-------- INPUT

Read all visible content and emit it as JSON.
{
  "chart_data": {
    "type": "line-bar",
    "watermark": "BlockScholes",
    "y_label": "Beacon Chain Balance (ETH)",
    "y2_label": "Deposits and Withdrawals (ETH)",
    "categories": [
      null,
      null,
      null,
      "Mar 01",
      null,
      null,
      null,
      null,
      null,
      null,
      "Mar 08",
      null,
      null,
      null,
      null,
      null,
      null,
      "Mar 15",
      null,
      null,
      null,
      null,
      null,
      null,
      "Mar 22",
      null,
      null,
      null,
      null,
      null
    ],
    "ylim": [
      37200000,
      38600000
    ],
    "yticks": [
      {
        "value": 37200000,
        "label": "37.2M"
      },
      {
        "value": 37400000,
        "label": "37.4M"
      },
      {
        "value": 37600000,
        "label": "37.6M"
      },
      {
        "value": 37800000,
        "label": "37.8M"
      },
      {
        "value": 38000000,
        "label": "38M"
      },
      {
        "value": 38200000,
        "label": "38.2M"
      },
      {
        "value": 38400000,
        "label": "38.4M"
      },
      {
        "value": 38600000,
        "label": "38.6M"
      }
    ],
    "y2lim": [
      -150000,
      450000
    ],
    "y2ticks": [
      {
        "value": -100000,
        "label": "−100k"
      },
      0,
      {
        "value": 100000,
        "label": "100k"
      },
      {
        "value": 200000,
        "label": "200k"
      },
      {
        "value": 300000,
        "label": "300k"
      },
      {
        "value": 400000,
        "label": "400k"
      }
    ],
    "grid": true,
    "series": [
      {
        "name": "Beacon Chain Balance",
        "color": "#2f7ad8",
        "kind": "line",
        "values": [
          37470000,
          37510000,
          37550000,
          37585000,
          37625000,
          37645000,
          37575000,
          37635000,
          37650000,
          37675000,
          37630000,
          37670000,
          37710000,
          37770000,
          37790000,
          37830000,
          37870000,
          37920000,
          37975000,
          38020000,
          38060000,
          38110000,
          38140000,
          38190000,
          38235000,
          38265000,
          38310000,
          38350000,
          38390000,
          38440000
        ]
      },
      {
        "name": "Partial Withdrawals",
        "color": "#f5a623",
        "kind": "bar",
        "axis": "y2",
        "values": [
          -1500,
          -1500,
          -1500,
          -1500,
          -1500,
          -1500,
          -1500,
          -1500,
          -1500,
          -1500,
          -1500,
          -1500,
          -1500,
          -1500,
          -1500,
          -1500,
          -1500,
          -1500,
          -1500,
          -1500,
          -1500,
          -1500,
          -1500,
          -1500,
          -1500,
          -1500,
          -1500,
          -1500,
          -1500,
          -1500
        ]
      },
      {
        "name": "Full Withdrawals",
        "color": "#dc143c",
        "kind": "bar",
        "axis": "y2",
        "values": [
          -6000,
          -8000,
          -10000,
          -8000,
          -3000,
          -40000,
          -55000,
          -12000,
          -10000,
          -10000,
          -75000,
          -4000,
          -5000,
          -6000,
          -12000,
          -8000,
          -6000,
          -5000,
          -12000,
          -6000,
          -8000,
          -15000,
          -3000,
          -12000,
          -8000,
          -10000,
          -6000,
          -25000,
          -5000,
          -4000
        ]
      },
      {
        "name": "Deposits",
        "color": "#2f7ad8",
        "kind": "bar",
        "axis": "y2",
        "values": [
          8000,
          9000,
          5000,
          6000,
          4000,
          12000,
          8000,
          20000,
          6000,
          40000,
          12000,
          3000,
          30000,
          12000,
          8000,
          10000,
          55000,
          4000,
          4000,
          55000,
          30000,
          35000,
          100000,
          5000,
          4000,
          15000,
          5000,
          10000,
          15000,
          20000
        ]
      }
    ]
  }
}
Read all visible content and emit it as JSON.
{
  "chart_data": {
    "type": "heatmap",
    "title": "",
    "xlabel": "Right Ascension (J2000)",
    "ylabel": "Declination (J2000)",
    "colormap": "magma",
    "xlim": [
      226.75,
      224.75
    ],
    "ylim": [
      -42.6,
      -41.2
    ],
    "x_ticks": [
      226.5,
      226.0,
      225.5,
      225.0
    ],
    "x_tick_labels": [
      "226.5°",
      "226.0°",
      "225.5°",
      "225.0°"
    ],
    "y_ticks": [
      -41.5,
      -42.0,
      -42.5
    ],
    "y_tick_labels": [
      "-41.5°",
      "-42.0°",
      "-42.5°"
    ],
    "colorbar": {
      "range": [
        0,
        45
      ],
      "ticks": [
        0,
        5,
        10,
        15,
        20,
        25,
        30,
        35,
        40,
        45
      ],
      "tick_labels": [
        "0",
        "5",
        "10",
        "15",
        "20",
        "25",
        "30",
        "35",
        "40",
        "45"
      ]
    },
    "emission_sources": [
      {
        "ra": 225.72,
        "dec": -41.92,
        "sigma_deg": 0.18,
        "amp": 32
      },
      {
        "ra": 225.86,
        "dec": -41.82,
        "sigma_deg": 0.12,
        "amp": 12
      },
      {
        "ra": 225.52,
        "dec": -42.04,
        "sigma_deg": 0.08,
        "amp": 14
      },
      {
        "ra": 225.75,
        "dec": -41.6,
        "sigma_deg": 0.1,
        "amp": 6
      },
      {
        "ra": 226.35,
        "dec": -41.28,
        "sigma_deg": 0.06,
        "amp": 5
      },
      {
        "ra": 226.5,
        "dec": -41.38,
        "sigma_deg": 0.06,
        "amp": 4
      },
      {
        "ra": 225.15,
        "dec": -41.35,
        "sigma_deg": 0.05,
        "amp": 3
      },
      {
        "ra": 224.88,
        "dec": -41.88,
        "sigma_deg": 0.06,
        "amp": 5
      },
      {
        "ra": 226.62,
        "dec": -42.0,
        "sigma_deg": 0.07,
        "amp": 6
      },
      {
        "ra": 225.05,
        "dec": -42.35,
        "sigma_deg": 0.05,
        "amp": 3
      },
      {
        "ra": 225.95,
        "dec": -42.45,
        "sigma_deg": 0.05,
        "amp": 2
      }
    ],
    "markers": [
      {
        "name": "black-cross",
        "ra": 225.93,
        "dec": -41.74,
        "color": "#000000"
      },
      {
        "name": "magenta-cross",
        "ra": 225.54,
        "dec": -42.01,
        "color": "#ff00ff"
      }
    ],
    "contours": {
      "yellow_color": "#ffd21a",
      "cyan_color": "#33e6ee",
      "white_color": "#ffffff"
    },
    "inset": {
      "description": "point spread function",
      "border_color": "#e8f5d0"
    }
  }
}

----------------

--- WHAT IS NEEDED ---
Copy out the full set of records precisely, leaving nothing out.

--- OUTPUT OF THE TASK ---
Read all visible content and emit it as JSON.
{
  "chart_data": {
    "type": "line-bar",
    "watermark": "BlockScholes",
    "y_label": "Beacon Chain Balance (ETH)",
    "y2_label": "Deposits and Withdrawals (ETH)",
    "categories": [
      null,
      null,
      null,
      "Mar 01",
      null,
      null,
      null,
      null,
      null,
      null,
      "Mar 08",
      null,
      null,
      null,
      null,
      null,
      null,
      "Mar 15",
      null,
      null,
      null,
      null,
      null,
      null,
      "Mar 22",
      null,
      null,
      null,
      null,
      null
    ],
    "ylim": [
      37200000,
      38600000
    ],
    "yticks": [
      {
        "value": 37200000,
        "label": "37.2M"
      },
      {
        "value": 37400000,
        "label": "37.4M"
      },
      {
        "value": 37600000,
        "label": "37.6M"
      },
      {
        "value": 37800000,
        "label": "37.8M"
      },
      {
        "value": 38000000,
        "label": "38M"
      },
      {
        "value": 38200000,
        "label": "38.2M"
      },
      {
        "value": 38400000,
        "label": "38.4M"
      },
      {
        "value": 38600000,
        "label": "38.6M"
      }
    ],
    "y2lim": [
      -150000,
      450000
    ],
    "y2ticks": [
      {
        "value": -100000,
        "label": "−100k"
      },
      0,
      {
        "value": 100000,
        "label": "100k"
      },
      {
        "value": 200000,
        "label": "200k"
      },
      {
        "value": 300000,
        "label": "300k"
      },
      {
        "value": 400000,
        "label": "400k"
      }
    ],
    "grid": true,
    "series": [
      {
        "name": "Beacon Chain Balance",
        "color": "#2f7ad8",
        "kind": "line",
        "values": [
          37470000,
          37510000,
          37550000,
          37585000,
          37625000,
          37645000,
          37575000,
          37635000,
          37650000,
          37675000,
          37630000,
          37670000,
          37710000,
          37770000,
          37790000,
          37830000,
          37870000,
          37920000,
          37975000,
          38020000,
          38060000,
          38110000,
          38140000,
          38190000,
          38235000,
          38265000,
          38310000,
          38350000,
          38390000,
          38440000
        ]
      },
      {
        "name": "Partial Withdrawals",
        "color": "#f5a623",
        "kind": "bar",
        "axis": "y2",
        "values": [
          -1500,
          -1500,
          -1500,
          -1500,
          -1500,
          -1500,
          -1500,
          -1500,
          -1500,
          -1500,
          -1500,
          -1500,
          -1500,
          -1500,
          -1500,
          -1500,
          -1500,
          -1500,
          -1500,
          -1500,
          -1500,
          -1500,
          -1500,
          -1500,
          -1500,
          -1500,
          -1500,
          -1500,
          -1500,
          -1500
        ]
      },
      {
        "name": "Full Withdrawals",
        "color": "#dc143c",
        "kind": "bar",
        "axis": "y2",
        "values": [
          -6000,
          -8000,
          -10000,
          -8000,
          -3000,
          -40000,
          -55000,
          -12000,
          -10000,
          -10000,
          -75000,
          -4000,
          -5000,
          -6000,
          -12000,
          -8000,
          -6000,
          -5000,
          -12000,
          -6000,
          -8000,
          -15000,
          -3000,
          -12000,
          -8000,
          -10000,
          -6000,
          -25000,
          -5000,
          -4000
        ]
      },
      {
        "name": "Deposits",
        "color": "#2f7ad8",
        "kind": "bar",
        "axis": "y2",
        "values": [
          8000,
          9000,
          5000,
          6000,
          4000,
          12000,
          8000,
          20000,
          6000,
          40000,
          12000,
          3000,
          30000,
          12000,
          8000,
          10000,
          55000,
          4000,
          4000,
          55000,
          30000,
          35000,
          100000,
          5000,
          4000,
          15000,
          5000,
          10000,
          15000,
          20000
        ]
      }
    ]
  }
}
Read all visible content and emit it as JSON.
{
  "chart_data": {
    "type": "heatmap",
    "title": "",
    "xlabel": "Right Ascension (J2000)",
    "ylabel": "Declination (J2000)",
    "colormap": "magma",
    "xlim": [
      226.75,
      224.75
    ],
    "ylim": [
      -42.6,
      -41.2
    ],
    "x_ticks": [
      226.5,
      226.0,
      225.5,
      225.0
    ],
    "x_tick_labels": [
      "226.5°",
      "226.0°",
      "225.5°",
      "225.0°"
    ],
    "y_ticks": [
      -41.5,
      -42.0,
      -42.5
    ],
    "y_tick_labels": [
      "-41.5°",
      "-42.0°",
      "-42.5°"
    ],
    "colorbar": {
      "range": [
        0,
        45
      ],
      "ticks": [
        0,
        5,
        10,
        15,
        20,
        25,
        30,
        35,
        40,
        45
      ],
      "tick_labels": [
        "0",
        "5",
        "10",
        "15",
        "20",
        "25",
        "30",
        "35",
        "40",
        "45"
      ]
    },
    "emission_sources": [
      {
        "ra": 225.72,
        "dec": -41.92,
        "sigma_deg": 0.18,
        "amp": 32
      },
      {
        "ra": 225.86,
        "dec": -41.82,
        "sigma_deg": 0.12,
        "amp": 12
      },
      {
        "ra": 225.52,
        "dec": -42.04,
        "sigma_deg": 0.08,
        "amp": 14
      },
      {
        "ra": 225.75,
        "dec": -41.6,
        "sigma_deg": 0.1,
        "amp": 6
      },
      {
        "ra": 226.35,
        "dec": -41.28,
        "sigma_deg": 0.06,
        "amp": 5
      },
      {
        "ra": 226.5,
        "dec": -41.38,
        "sigma_deg": 0.06,
        "amp": 4
      },
      {
        "ra": 225.15,
        "dec": -41.35,
        "sigma_deg": 0.05,
        "amp": 3
      },
      {
        "ra": 224.88,
        "dec": -41.88,
        "sigma_deg": 0.06,
        "amp": 5
      },
      {
        "ra": 226.62,
        "dec": -42.0,
        "sigma_deg": 0.07,
        "amp": 6
      },
      {
        "ra": 225.05,
        "dec": -42.35,
        "sigma_deg": 0.05,
        "amp": 3
      },
      {
        "ra": 225.95,
        "dec": -42.45,
        "sigma_deg": 0.05,
        "amp": 2
      }
    ],
    "markers": [
      {
        "name": "black-cross",
        "ra": 225.93,
        "dec": -41.74,
        "color": "#000000"
      },
      {
        "name": "magenta-cross",
        "ra": 225.54,
        "dec": -42.01,
        "color": "#ff00ff"
      }
    ],
    "contours": {
      "yellow_color": "#ffd21a",
      "cyan_color": "#33e6ee",
      "white_color": "#ffffff"
    },
    "inset": {
      "description": "point spread function",
      "border_color": "#e8f5d0"
    }
  }
}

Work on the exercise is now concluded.